§ **WHAT THE TASK ASKS**
Note each line that includes the word "izlənilir". Copy those lines.

━━━

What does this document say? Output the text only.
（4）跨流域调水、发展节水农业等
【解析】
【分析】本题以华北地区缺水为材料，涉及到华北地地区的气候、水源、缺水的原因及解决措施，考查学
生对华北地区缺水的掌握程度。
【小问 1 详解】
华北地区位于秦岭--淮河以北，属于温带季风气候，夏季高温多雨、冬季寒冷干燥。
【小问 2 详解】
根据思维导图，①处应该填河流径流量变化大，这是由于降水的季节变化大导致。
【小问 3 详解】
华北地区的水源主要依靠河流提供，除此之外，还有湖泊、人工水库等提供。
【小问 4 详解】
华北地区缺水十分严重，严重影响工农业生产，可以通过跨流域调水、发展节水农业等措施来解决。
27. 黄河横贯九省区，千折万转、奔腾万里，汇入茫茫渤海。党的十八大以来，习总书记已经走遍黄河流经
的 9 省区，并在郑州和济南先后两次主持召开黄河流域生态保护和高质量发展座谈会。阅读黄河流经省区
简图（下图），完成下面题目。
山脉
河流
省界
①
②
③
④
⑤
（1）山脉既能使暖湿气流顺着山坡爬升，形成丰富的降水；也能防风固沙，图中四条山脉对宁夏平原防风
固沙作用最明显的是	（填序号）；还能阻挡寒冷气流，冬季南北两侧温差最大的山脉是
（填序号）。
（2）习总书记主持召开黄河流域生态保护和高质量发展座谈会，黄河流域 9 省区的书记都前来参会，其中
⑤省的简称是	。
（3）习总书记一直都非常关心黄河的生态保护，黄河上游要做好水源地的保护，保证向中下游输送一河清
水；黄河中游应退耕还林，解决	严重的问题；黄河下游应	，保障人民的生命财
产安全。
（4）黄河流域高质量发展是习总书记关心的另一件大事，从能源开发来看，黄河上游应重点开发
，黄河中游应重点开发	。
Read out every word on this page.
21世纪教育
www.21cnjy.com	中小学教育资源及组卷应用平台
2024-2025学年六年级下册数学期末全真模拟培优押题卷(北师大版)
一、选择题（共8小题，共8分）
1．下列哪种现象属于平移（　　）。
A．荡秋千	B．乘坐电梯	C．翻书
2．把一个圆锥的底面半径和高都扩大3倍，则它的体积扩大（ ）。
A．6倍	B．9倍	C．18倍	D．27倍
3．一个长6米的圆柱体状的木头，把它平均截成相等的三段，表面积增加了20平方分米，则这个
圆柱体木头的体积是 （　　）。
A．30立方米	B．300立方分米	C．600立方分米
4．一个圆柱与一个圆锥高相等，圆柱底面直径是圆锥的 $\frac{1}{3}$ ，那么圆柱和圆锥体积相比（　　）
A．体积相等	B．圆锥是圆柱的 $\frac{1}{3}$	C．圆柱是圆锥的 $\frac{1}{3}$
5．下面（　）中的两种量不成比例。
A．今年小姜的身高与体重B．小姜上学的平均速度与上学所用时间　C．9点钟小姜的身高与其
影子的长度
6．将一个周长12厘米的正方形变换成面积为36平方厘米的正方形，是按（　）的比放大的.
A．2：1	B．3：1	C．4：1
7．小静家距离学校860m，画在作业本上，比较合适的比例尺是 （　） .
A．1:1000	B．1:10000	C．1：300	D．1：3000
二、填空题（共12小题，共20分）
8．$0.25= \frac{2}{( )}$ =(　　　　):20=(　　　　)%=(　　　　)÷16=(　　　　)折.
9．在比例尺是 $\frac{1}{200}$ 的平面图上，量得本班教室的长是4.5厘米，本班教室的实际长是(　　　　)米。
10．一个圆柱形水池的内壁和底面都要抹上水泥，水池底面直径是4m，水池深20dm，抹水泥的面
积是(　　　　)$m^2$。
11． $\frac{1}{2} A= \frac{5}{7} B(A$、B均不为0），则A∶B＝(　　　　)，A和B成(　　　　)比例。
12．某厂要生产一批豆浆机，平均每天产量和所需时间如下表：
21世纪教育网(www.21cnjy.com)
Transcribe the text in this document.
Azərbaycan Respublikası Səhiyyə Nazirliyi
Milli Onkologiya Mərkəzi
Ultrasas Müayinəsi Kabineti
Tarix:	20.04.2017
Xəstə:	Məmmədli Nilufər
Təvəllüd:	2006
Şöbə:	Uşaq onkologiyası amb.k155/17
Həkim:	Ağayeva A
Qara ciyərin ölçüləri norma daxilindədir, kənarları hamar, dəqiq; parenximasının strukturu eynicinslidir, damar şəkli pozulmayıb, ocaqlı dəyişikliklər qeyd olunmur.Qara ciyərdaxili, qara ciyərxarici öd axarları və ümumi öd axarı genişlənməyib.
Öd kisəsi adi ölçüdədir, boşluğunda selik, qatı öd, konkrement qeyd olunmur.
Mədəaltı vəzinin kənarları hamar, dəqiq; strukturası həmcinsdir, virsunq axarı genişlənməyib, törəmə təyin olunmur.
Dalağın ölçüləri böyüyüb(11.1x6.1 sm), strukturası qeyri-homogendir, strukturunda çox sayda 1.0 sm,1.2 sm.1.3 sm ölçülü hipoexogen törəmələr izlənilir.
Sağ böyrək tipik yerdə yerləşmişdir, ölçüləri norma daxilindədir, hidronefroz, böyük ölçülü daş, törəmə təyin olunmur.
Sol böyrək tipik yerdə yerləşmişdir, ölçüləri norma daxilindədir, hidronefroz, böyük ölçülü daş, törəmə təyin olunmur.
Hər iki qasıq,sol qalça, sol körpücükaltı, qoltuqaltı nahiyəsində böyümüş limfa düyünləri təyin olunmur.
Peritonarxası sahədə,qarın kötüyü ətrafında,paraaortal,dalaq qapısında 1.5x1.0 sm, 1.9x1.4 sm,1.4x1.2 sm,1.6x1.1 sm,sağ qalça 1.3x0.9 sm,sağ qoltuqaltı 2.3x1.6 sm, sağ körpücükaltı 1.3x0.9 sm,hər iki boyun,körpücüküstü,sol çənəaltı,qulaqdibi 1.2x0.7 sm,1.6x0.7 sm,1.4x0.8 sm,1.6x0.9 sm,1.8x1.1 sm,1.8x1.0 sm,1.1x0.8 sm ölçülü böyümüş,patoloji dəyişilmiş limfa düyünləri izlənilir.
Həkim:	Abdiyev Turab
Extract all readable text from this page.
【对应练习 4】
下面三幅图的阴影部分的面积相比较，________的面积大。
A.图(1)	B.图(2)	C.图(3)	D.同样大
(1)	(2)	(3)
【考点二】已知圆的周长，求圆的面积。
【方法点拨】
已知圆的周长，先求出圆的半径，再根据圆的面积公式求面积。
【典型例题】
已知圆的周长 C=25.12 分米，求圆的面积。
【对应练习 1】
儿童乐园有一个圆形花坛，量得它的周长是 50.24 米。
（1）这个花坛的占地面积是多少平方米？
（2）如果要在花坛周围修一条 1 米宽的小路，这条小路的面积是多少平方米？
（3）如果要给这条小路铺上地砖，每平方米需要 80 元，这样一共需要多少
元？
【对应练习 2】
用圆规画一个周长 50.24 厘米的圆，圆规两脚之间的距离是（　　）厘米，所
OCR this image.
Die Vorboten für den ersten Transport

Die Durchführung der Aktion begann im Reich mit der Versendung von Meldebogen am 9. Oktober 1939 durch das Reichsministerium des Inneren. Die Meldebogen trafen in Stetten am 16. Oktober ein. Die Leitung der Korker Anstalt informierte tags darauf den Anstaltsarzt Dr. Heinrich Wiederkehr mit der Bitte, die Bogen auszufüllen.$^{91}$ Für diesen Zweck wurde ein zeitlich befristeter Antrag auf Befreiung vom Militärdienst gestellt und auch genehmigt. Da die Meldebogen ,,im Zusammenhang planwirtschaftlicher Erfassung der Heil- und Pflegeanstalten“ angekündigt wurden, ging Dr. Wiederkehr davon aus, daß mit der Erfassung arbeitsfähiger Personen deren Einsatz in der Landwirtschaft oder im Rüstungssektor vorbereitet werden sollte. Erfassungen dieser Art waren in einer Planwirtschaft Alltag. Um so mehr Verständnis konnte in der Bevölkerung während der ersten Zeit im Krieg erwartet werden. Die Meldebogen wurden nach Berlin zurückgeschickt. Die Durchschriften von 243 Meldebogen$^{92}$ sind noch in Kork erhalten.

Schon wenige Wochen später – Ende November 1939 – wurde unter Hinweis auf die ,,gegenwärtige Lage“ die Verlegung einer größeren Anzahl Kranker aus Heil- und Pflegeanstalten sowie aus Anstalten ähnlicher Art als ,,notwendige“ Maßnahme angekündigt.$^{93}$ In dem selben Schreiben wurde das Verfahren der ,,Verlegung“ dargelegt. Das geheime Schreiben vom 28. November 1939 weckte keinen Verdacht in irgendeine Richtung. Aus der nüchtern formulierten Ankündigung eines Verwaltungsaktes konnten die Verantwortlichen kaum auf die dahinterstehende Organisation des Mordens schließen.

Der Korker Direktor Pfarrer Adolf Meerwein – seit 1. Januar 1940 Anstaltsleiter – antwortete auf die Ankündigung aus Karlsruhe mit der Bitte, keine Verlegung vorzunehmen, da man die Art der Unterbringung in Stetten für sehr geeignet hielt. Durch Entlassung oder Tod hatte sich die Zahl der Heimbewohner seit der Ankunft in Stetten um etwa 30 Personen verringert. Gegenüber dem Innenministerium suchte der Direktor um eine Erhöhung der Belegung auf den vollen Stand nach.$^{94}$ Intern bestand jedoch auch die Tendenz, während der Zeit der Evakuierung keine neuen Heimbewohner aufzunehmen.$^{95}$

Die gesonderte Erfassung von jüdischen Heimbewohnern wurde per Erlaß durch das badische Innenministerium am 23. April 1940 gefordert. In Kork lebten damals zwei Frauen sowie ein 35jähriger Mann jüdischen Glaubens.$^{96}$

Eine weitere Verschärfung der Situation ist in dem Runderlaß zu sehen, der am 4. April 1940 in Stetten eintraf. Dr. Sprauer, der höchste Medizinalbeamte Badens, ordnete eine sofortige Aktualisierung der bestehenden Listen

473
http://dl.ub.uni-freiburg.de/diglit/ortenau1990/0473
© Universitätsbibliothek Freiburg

━━━

§ **OUTPUT FOR THIS EXERCISE**
Dalağın ölçüləri böyüyüb(11.1x6.1 sm), strukturası qeyri-homogendir, strukturunda çox sayda 1.0 sm,1.2 sm.1.3 sm ölçülü hipoexogen törəmələr izlənilir.
Peritonarxası sahədə,qarın kötüyü ətrafında,paraaortal,dalaq qapısında 1.5x1.0 sm, 1.9x1.4 sm,1.4x1.2 sm,1.6x1.1 sm,sağ qalça 1.3x0.9 sm,sağ qoltuqaltı 2.3x1.6 sm, sağ körpücükaltı 1.3x0.9 sm,hər iki boyun,körpücüküstü,sol çənəaltı,qulaqdibi 1.2x0.7 sm,1.6x0.7 sm,1.4x0.8 sm,1.6x0.9 sm,1.8x1.1 sm,1.8x1.0 sm,1.1x0.8 sm ölçülü böyümüş,patoloji dəyişilmiş limfa düyünləri izlənilir.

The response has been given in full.